::: 抜粋テキスト

【2月5日 AFP】競売大手のクリスティーズ(Christie's)は4日、同日と翌5日に英ロンドン(London)で予定されていたスペインの巨匠ジョアン・ミロ(Joan Miro)の絵画85作品の競売を中止すると発表した。作品を所有するポルトガル政府と売却に反対する同国の美術愛好家らの間で訴訟になっていることを受けた措置。

 これらの作品は2008年にポルトガル商業銀行(BPN)が国有化された際に国有財産になり、財政難に苦しむ同国政府は売却によって資金を得る意向だったが、国内の美術愛好家から売却に強く反対する声が上がっていた。

 競売の差し止めを求めて野党・社会党が起こしていた訴えは4日、同国の裁判所で退けられた。しかしその後、競売開始予定時刻の数時間前になってクリスティーズは、「買い手に対し正当な所有権を問題なく移転させることを保証する責任を負っている」が、問題の作品群には「司法上の不確定要素」が重なっていることを理由に競売を中止すると発表した。

::::::
::: 生データ

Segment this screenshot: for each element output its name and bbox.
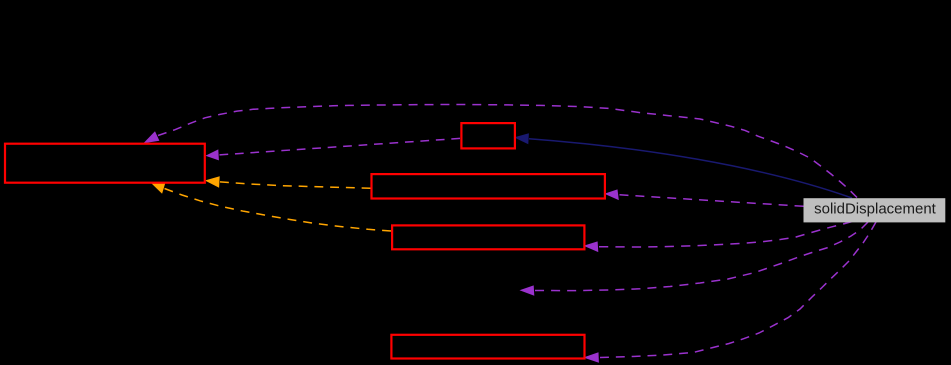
node B3 (red box, middle)	[372, 174, 605, 198]
arrowhead E6	[583, 352, 599, 362]
node B2 (red box, top middle)	[461, 123, 515, 148]
edge E1: solidDisplacement to node B1 (purple dashed arc over top)	[158, 105, 857, 198]
svg-text:solidDisplacement: solidDisplacement	[814, 200, 937, 217]
edge E8: node B4 to node B1 (orange dashed)	[165, 189, 392, 232]
arrowhead E2	[205, 149, 219, 160]
node solidDisplacement (gray filled)	[804, 198, 946, 222]
arrowhead E1	[143, 131, 159, 143]
arrowhead E3	[604, 189, 619, 200]
edge E2: node B2 to node B1 (purple dashed)	[220, 138, 461, 155]
node B1 (red box, left)	[5, 144, 205, 183]
edge E5: solidDisplacement to hidden node (purple dashed)	[535, 222, 868, 291]
edge E7: node B3 to node B1 (orange dashed)	[220, 182, 371, 188]
arrowhead E7	[205, 176, 220, 188]
edge E9: solidDisplacement to node B2 (solid midnightblue inheritance)	[529, 139, 852, 198]
arrowhead E9	[514, 133, 529, 144]
edge E4: solidDisplacement to node B4 (purple dashed)	[599, 222, 852, 248]
arrowhead E8	[150, 182, 165, 193]
arrowhead E4	[584, 241, 599, 252]
edge E6: solidDisplacement to node B5 (purple dashed)	[600, 222, 876, 358]
node B5 (red box, bottom)	[391, 335, 584, 359]
node B4 (red box)	[392, 225, 584, 249]
edge E3: solidDisplacement to node B3 (purple dashed)	[620, 195, 804, 207]
arrowhead E5	[520, 285, 535, 295]
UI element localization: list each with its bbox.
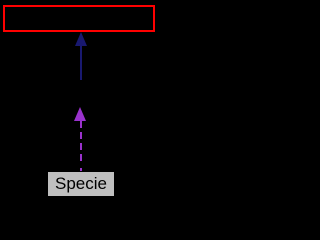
node: intermediate class (invisible: black text on black) xyxy=(30,84,130,104)
dash 1 xyxy=(80,121,82,128)
shaft xyxy=(80,44,82,80)
dash 2 xyxy=(80,132,82,139)
node: Specie (current class, gray fill) xyxy=(48,172,114,196)
arrowhead xyxy=(75,32,87,46)
dash 4 xyxy=(80,154,82,161)
node: truncated class box (red border, top) xyxy=(3,5,155,32)
dash 5 (clipped at node) xyxy=(80,168,82,171)
arrowhead xyxy=(74,107,86,121)
dash 3 xyxy=(80,143,82,150)
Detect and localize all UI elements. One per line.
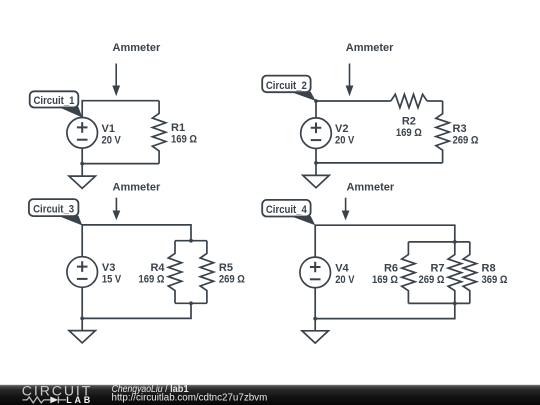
footer title ChengyaoLiu / lab1 bbox=[112, 384, 190, 395]
ammeter arrow (circuit 3) bbox=[113, 198, 121, 221]
resistor R4 bbox=[168, 241, 181, 304]
svg-text:20 V: 20 V bbox=[102, 134, 122, 146]
svg-text:369 Ω: 369 Ω bbox=[482, 274, 508, 286]
svg-text:Circuit_4: Circuit_4 bbox=[266, 204, 308, 216]
voltage source V1 bbox=[67, 118, 98, 149]
svg-text:169 Ω: 169 Ω bbox=[372, 274, 398, 286]
node dot bottom (circuit 4) bbox=[453, 302, 457, 306]
wire parallel top bar (circuit 4) bbox=[408, 241, 469, 243]
svg-text:Circuit_2: Circuit_2 bbox=[266, 80, 307, 92]
resistor R5 bbox=[200, 241, 213, 304]
wire top-left (circuit 2) bbox=[316, 101, 391, 118]
junction dot bottom (circuit 2) bbox=[314, 161, 318, 165]
label R5 269 &#937; bbox=[219, 262, 245, 286]
wire top rail (circuit 1) bbox=[82, 101, 159, 118]
callout Circuit_1 bbox=[30, 91, 83, 117]
svg-text:Ammeter: Ammeter bbox=[113, 42, 161, 54]
svg-text:R2: R2 bbox=[402, 115, 416, 127]
resistor R7 bbox=[448, 242, 461, 304]
wire bottom rail (circuit 1) bbox=[82, 148, 159, 164]
ammeter arrow (circuit 4) bbox=[342, 198, 350, 221]
node dot bottom (circuit 3) bbox=[189, 301, 193, 305]
ammeter arrow (circuit 2) bbox=[346, 64, 354, 97]
CircuitLab logo LAB text bbox=[66, 395, 93, 405]
svg-text:Ammeter: Ammeter bbox=[113, 182, 161, 194]
resistor R8 bbox=[463, 242, 476, 304]
voltage source V3 bbox=[67, 257, 98, 288]
label R4 169 &#937; bbox=[139, 262, 166, 286]
voltage source V4 bbox=[300, 257, 331, 288]
voltage source V2 bbox=[301, 118, 332, 149]
svg-text:LAB: LAB bbox=[66, 395, 93, 405]
resistor R2 bbox=[391, 94, 427, 107]
svg-text:15 V: 15 V bbox=[102, 274, 122, 286]
svg-text:20 V: 20 V bbox=[335, 274, 355, 286]
footer bar bbox=[0, 385, 540, 405]
callout Circuit_2 bbox=[262, 76, 316, 101]
junction dot (circuit 3) bbox=[80, 317, 84, 321]
ammeter arrow (circuit 1) bbox=[112, 64, 120, 97]
label V3 15 V bbox=[102, 262, 122, 286]
resistor R1 bbox=[152, 101, 165, 164]
label R7 269 &#937; bbox=[419, 262, 445, 286]
junction dot (circuit 4) bbox=[313, 317, 317, 321]
svg-text:V4: V4 bbox=[335, 262, 349, 274]
label V4 20 V bbox=[335, 262, 355, 286]
svg-text:V2: V2 bbox=[335, 123, 348, 135]
label R1 169 &#937; bbox=[171, 122, 197, 146]
wire bottom rail (circuit 3) bbox=[82, 287, 191, 318]
svg-text:Ammeter: Ammeter bbox=[346, 182, 394, 194]
label Ammeter (circuit 2) bbox=[346, 42, 394, 54]
svg-text:R3: R3 bbox=[453, 123, 467, 135]
svg-text:269 Ω: 269 Ω bbox=[453, 134, 479, 146]
footer url bbox=[112, 393, 268, 404]
wire parallel bottom bar (circuit 4) bbox=[408, 302, 469, 304]
svg-text:Circuit_3: Circuit_3 bbox=[33, 204, 74, 216]
label V2 20 V bbox=[335, 123, 355, 147]
svg-text:269 Ω: 269 Ω bbox=[419, 274, 445, 286]
svg-text:169 Ω: 169 Ω bbox=[396, 127, 422, 139]
svg-text:http://circuitlab.com/cdtnc27u: http://circuitlab.com/cdtnc27u7zbvm bbox=[112, 393, 268, 404]
node dot top (circuit 3) bbox=[189, 239, 193, 243]
label Ammeter (circuit 1) bbox=[113, 42, 161, 54]
svg-text:269 Ω: 269 Ω bbox=[219, 274, 245, 286]
ground (circuit 4) bbox=[302, 319, 328, 344]
wire top rail (circuit 4) bbox=[315, 225, 455, 257]
svg-text:R5: R5 bbox=[219, 262, 233, 274]
svg-text:Circuit_1: Circuit_1 bbox=[34, 95, 75, 107]
label V1 20 V bbox=[102, 123, 122, 147]
svg-text:R8: R8 bbox=[482, 262, 496, 274]
label Ammeter (circuit 4) bbox=[346, 182, 394, 194]
callout Circuit_3 bbox=[29, 199, 83, 225]
svg-text:R6: R6 bbox=[384, 262, 398, 274]
resistor R3 bbox=[436, 101, 449, 163]
ground (circuit 3) bbox=[69, 318, 95, 343]
label R6 169 &#937; bbox=[372, 262, 398, 286]
ground (circuit 2) bbox=[303, 163, 329, 188]
svg-text:169 Ω: 169 Ω bbox=[171, 134, 197, 146]
wire bottom rail (circuit 4) bbox=[315, 288, 455, 319]
svg-text:R1: R1 bbox=[171, 122, 185, 134]
svg-text:V1: V1 bbox=[102, 123, 115, 135]
node dot top (circuit 4) bbox=[453, 240, 457, 244]
svg-text:20 V: 20 V bbox=[335, 134, 355, 146]
wire bottom rail (circuit 2) bbox=[316, 149, 443, 163]
ground (circuit 1) bbox=[69, 164, 95, 189]
CircuitLab logo resistor-diode glyph bbox=[23, 397, 67, 404]
wire top rail (circuit 3) bbox=[82, 225, 191, 257]
svg-text:R4: R4 bbox=[150, 262, 165, 274]
CircuitLab logo CIRCUIT text bbox=[22, 383, 92, 399]
svg-text:R7: R7 bbox=[430, 262, 444, 274]
wire parallel bottom bar (circuit 3) bbox=[175, 302, 207, 304]
callout Circuit_4 bbox=[262, 200, 315, 225]
wire top-right (circuit 2) bbox=[427, 100, 443, 102]
svg-text:169 Ω: 169 Ω bbox=[139, 274, 165, 286]
label R2 169 &#937; bbox=[396, 115, 422, 139]
svg-text:V3: V3 bbox=[102, 262, 115, 274]
junction dot (circuit 1) bbox=[80, 162, 84, 166]
label R3 269 &#937; bbox=[453, 123, 479, 147]
junction dot top (circuit 2) bbox=[314, 99, 318, 103]
svg-text:Ammeter: Ammeter bbox=[346, 42, 394, 54]
label R8 369 &#937; bbox=[482, 262, 508, 286]
resistor R6 bbox=[402, 242, 415, 304]
wire parallel top bar (circuit 3) bbox=[175, 240, 207, 242]
label Ammeter (circuit 3) bbox=[113, 182, 161, 194]
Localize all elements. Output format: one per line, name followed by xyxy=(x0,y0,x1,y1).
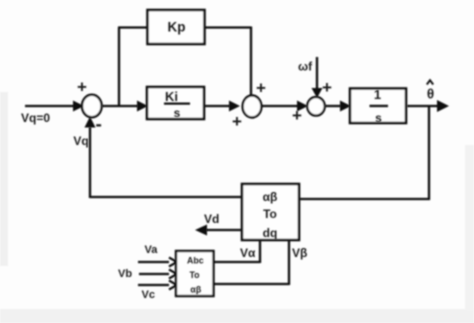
arrowhead into S3 xyxy=(297,101,308,112)
wire V-alpha vertical into ab-to-dq block xyxy=(259,240,261,263)
arrowhead Vc into abc block xyxy=(169,281,177,290)
svg-text:αβ: αβ xyxy=(190,285,201,295)
label omega-f xyxy=(298,60,313,74)
svg-text:θ: θ xyxy=(427,87,434,102)
label To in abc block xyxy=(189,270,200,280)
arrowhead Vq feedback into S1 bottom xyxy=(85,117,96,128)
label V-beta xyxy=(292,246,307,260)
svg-text:+: + xyxy=(292,106,302,125)
svg-text:1: 1 xyxy=(374,87,381,102)
block Kp xyxy=(148,10,205,44)
label Va xyxy=(145,244,159,256)
label theta-hat xyxy=(427,80,434,101)
wire V-beta vertical into ab-to-dq block xyxy=(288,240,290,285)
summing junction S2 xyxy=(243,96,262,118)
label Vd xyxy=(204,212,219,226)
svg-text:+: + xyxy=(256,79,266,98)
arrowhead into Ki block xyxy=(137,101,148,112)
block integrator 1 over s xyxy=(350,89,406,124)
scan shading right edge xyxy=(465,145,474,310)
minus sign at S1 xyxy=(96,115,102,136)
plus sign at S1 xyxy=(77,78,87,97)
label 1 over s in integrator xyxy=(370,87,389,125)
svg-text:αβ: αβ xyxy=(263,190,278,204)
plus sign at S2 top right xyxy=(256,79,266,98)
label Vq xyxy=(73,134,88,148)
wire S3 output to integrator xyxy=(325,105,341,107)
scan shading bottom edge xyxy=(0,309,474,323)
wire feedback horizontal into ab-to-dq block right side xyxy=(299,198,430,200)
arrowhead theta-hat output xyxy=(437,100,449,112)
svg-text:To: To xyxy=(263,207,277,221)
wire Vq feedback vertical up to S1 xyxy=(89,127,91,198)
svg-text:s: s xyxy=(174,106,181,120)
label Kp xyxy=(168,20,186,35)
scan shading left edge xyxy=(0,92,8,266)
label Ki numerator xyxy=(164,89,190,120)
wire branch horizontal into Kp xyxy=(118,26,148,28)
svg-text:Vb: Vb xyxy=(118,268,132,280)
svg-text:Vq=0: Vq=0 xyxy=(21,111,50,125)
wire input Vq=0 to summing junction S1 xyxy=(25,105,78,107)
svg-text:-: - xyxy=(96,115,102,136)
label alpha-beta in abc block xyxy=(190,285,201,295)
svg-text:Vq: Vq xyxy=(73,134,88,148)
wire feedback vertical from theta-hat node xyxy=(428,106,430,200)
wire integrator output to theta-hat arrow xyxy=(407,105,439,107)
svg-text:Vβ: Vβ xyxy=(292,246,307,260)
svg-text:s: s xyxy=(375,111,382,125)
wire Ki output to summing junction S2 xyxy=(204,105,230,107)
wire Kp output down to summing junction S2 xyxy=(250,27,252,97)
label Abc in abc block xyxy=(187,256,204,266)
wire Vd output from ab-to-dq block xyxy=(206,229,242,231)
block Ki over s xyxy=(147,87,204,119)
svg-text:To: To xyxy=(189,270,200,280)
svg-text:+: + xyxy=(77,78,87,97)
wire Va input xyxy=(138,261,169,263)
svg-text:Abc: Abc xyxy=(187,256,204,266)
wire V-alpha horizontal from abc block xyxy=(213,261,260,263)
wire Vc input xyxy=(138,284,169,286)
wire branch vertical to Kp input xyxy=(118,28,120,108)
plus sign at S2 bottom left xyxy=(232,112,242,131)
plus sign at S3 top right xyxy=(322,78,332,97)
wire omega-f input vertical into S3 xyxy=(316,57,318,90)
svg-text:dq: dq xyxy=(263,226,278,240)
arrowhead Va into abc block xyxy=(169,258,177,267)
label V-alpha xyxy=(240,246,256,260)
arrowhead Vd output pointing left xyxy=(195,225,207,236)
summing junction S3 xyxy=(307,97,324,116)
label Vb xyxy=(118,268,132,280)
svg-text:Vα: Vα xyxy=(240,246,256,260)
arrowhead Vb into abc block xyxy=(169,270,177,279)
wire Vb input xyxy=(139,273,169,275)
wire Vq feedback horizontal from ab-to-dq block left side xyxy=(90,196,242,198)
svg-text:Vd: Vd xyxy=(204,212,219,226)
label Vc xyxy=(142,289,155,301)
arrowhead omega-f into S3 top xyxy=(312,88,323,98)
label alpha-beta in dq block xyxy=(263,190,278,204)
plus sign at S3 bottom left xyxy=(292,106,302,125)
summing junction S1 xyxy=(82,95,102,117)
svg-text:Kp: Kp xyxy=(168,20,186,35)
svg-text:Vc: Vc xyxy=(142,289,155,301)
block alpha-beta to dq xyxy=(242,184,299,240)
svg-text:Va: Va xyxy=(145,244,159,256)
arrowhead into S1 xyxy=(73,101,84,112)
svg-text:+: + xyxy=(232,112,242,131)
wire S1 output to Ki block xyxy=(102,105,138,107)
wire V-beta horizontal from abc block xyxy=(213,283,289,285)
label To in dq block xyxy=(263,207,277,221)
wire Kp output horizontal xyxy=(204,26,251,28)
label dq in dq block xyxy=(263,226,278,240)
label Vq=0 xyxy=(21,111,50,125)
svg-text:Ki: Ki xyxy=(165,89,178,104)
block Abc to alpha-beta xyxy=(176,251,214,296)
arrowhead into S2 xyxy=(229,101,240,112)
arrowhead into integrator xyxy=(340,101,351,112)
wire S2 output to summing junction S3 xyxy=(261,105,299,107)
svg-text:+: + xyxy=(322,78,332,97)
svg-text:ωf: ωf xyxy=(298,60,313,74)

::::::

** 作業内容 **
1. ミロ作品の競売中止に関する記事から、「これらの作品は2008年にポ」に始まり「に競売を中止すると発表した。」に終わる範囲を一字一句変えずに出力せよ。
2. ミロ作品の競売中止に関する記事について、最後の文に続く部分を書き進めよ。

** 作業結果 **
1.
これらの作品は2008年にポルトガル商業銀行(BPN)が国有化された際に国有財産になり、財政難に苦しむ同国政府は売却によって資金を得る意向だったが、国内の美術愛好家から売却に強く反対する声が上がっていた。

 競売の差し止めを求めて野党・社会党が起こしていた訴えは4日、同国の裁判所で退けられた。しかしその後、競売開始予定時刻の数時間前になってクリスティーズは、「買い手に対し正当な所有権を問題なく移転させることを保証する責任を負っている」が、問題の作品群には「司法上の不確定要素」が重なっていることを理由に競売を中止すると発表した。

2.
 同社は、今回オークションに掛けられる予定だった作品群をこれまで市場に出たミロ作品群の中で最大かつ最重要コレクションの1つと位置付けていた。ミロの最も有名な作品の1つで予想落札価格が400万~700万ポンド(約6億6000万~11億6000万円)の「女と鳥」も含まれており、落札総額は3600万ユーロ(約49億円)を超えるとみられていた。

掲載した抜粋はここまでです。